SHORT TASK ::
Calculate how many lines in the following records hold the word "규정에서", and report that number without comment.

Records from a dataset:
* * * *

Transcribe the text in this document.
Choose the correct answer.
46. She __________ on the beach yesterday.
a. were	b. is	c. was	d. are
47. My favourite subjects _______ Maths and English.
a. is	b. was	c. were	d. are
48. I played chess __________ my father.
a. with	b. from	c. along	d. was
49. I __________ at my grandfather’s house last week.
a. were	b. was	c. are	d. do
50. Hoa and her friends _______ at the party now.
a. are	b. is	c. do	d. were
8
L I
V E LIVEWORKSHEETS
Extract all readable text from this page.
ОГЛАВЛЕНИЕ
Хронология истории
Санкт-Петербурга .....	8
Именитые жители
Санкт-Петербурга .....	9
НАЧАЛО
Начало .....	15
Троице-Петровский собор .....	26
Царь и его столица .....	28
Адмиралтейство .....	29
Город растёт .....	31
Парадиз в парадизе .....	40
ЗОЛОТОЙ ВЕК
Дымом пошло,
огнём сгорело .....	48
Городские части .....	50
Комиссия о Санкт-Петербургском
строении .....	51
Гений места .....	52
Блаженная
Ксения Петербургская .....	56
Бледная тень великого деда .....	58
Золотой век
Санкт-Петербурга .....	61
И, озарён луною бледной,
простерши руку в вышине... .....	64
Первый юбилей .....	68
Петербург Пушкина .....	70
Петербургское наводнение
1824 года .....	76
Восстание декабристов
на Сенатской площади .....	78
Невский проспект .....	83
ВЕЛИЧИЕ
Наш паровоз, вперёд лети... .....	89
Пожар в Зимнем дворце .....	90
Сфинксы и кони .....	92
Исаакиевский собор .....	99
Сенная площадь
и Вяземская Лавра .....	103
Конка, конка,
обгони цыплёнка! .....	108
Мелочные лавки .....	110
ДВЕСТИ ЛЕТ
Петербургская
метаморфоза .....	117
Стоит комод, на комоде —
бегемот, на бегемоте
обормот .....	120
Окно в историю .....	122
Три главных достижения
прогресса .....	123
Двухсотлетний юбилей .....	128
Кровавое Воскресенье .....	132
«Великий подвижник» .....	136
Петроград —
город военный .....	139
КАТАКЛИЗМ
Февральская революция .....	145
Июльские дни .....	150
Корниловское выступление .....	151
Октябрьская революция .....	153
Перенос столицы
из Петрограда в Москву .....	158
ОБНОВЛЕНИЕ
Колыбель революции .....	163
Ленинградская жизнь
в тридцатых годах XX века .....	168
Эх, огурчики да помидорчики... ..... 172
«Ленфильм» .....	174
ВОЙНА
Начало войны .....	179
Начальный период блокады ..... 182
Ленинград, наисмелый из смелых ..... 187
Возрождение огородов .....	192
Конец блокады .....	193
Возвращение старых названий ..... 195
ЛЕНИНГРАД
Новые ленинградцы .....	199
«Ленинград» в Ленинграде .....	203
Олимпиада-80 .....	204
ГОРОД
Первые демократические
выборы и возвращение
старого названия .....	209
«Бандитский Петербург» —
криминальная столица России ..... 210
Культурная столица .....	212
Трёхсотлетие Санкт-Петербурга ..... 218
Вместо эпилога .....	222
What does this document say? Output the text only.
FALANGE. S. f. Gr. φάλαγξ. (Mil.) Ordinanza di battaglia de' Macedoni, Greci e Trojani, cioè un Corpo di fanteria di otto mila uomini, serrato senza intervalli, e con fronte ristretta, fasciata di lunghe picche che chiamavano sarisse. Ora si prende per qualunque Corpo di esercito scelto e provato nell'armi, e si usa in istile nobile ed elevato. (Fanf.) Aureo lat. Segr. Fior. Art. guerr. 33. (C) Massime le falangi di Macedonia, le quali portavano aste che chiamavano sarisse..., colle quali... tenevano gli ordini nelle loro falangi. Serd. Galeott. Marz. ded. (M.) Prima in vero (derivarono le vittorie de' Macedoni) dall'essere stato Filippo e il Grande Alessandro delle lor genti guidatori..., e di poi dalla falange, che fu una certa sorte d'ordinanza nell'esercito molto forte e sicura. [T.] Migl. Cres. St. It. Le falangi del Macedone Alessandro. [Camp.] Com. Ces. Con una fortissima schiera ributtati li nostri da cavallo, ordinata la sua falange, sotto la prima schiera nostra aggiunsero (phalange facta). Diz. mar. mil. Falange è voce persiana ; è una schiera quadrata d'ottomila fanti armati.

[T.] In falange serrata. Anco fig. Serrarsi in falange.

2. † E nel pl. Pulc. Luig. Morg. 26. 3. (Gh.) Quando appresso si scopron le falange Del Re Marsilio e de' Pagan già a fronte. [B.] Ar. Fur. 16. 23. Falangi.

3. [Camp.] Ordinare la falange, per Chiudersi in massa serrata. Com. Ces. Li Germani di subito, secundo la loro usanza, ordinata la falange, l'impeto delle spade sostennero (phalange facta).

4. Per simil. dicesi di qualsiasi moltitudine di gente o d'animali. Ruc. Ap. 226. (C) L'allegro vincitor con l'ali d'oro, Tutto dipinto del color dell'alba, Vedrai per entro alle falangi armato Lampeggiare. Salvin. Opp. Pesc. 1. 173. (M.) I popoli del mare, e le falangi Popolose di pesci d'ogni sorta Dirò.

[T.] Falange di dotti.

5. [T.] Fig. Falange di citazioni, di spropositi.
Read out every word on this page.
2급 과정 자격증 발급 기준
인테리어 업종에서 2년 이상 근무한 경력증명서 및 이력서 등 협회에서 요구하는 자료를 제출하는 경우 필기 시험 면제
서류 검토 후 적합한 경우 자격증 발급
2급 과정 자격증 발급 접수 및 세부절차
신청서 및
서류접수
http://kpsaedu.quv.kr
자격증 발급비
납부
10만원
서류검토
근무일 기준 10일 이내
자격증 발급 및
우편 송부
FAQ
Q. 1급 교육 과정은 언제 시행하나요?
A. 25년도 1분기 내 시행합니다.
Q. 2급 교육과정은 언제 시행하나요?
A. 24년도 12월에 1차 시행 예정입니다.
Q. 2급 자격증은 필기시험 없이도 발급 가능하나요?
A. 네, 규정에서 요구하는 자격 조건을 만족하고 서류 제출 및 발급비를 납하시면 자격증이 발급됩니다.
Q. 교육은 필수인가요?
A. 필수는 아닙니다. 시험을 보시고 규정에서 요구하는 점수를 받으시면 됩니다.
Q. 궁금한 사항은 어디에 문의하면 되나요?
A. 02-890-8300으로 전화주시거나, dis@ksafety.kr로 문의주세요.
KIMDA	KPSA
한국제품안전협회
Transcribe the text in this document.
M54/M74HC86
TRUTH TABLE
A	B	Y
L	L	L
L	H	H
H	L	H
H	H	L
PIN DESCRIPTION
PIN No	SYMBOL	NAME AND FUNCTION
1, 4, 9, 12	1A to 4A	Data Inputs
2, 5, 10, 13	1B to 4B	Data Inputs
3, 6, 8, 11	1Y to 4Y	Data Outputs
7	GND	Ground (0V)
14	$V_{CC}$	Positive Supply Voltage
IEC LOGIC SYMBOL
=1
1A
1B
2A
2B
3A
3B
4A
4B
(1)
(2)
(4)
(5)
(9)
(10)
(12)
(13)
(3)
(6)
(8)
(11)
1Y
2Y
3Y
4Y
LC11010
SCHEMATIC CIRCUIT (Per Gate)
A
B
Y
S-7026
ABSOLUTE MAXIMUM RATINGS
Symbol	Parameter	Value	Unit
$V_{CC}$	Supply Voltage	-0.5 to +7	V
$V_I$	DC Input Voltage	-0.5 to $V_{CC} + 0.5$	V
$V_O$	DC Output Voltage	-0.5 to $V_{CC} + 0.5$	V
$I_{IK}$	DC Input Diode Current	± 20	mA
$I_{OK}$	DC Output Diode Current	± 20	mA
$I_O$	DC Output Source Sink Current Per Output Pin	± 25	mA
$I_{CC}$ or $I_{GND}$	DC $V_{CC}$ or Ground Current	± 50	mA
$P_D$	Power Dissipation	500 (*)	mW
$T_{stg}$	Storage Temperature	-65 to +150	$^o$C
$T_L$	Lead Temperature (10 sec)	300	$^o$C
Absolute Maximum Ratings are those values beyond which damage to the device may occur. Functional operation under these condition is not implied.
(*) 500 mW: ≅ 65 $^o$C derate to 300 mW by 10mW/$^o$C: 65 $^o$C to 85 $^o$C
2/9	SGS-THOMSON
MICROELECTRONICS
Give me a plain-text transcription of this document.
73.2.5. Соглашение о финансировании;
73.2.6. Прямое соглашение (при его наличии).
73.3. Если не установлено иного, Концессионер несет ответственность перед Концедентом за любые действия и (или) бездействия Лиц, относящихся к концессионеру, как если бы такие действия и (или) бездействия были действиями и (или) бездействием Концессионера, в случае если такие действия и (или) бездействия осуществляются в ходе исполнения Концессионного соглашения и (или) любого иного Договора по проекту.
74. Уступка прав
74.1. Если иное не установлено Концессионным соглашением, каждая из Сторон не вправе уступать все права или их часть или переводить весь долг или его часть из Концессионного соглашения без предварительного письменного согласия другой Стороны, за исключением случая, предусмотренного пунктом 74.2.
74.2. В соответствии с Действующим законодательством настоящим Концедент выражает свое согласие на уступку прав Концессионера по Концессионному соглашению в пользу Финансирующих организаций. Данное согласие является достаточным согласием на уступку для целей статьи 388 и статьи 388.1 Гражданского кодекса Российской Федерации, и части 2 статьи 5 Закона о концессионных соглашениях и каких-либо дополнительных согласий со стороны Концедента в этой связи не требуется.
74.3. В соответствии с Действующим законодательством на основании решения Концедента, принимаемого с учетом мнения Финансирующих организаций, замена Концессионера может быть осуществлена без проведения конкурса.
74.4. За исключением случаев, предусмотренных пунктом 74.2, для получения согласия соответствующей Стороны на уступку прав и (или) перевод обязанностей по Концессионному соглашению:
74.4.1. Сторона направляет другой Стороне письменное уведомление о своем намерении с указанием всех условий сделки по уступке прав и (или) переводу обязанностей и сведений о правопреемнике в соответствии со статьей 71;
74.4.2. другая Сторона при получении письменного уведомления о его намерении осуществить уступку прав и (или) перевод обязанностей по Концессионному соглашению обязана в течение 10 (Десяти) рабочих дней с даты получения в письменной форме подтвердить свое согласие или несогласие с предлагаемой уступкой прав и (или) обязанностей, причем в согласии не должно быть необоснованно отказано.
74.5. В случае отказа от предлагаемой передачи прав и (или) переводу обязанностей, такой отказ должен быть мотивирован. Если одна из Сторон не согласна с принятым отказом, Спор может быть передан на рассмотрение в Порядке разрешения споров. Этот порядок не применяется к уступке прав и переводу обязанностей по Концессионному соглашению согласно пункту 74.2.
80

* * * *

ANSWER IN FULL ::
2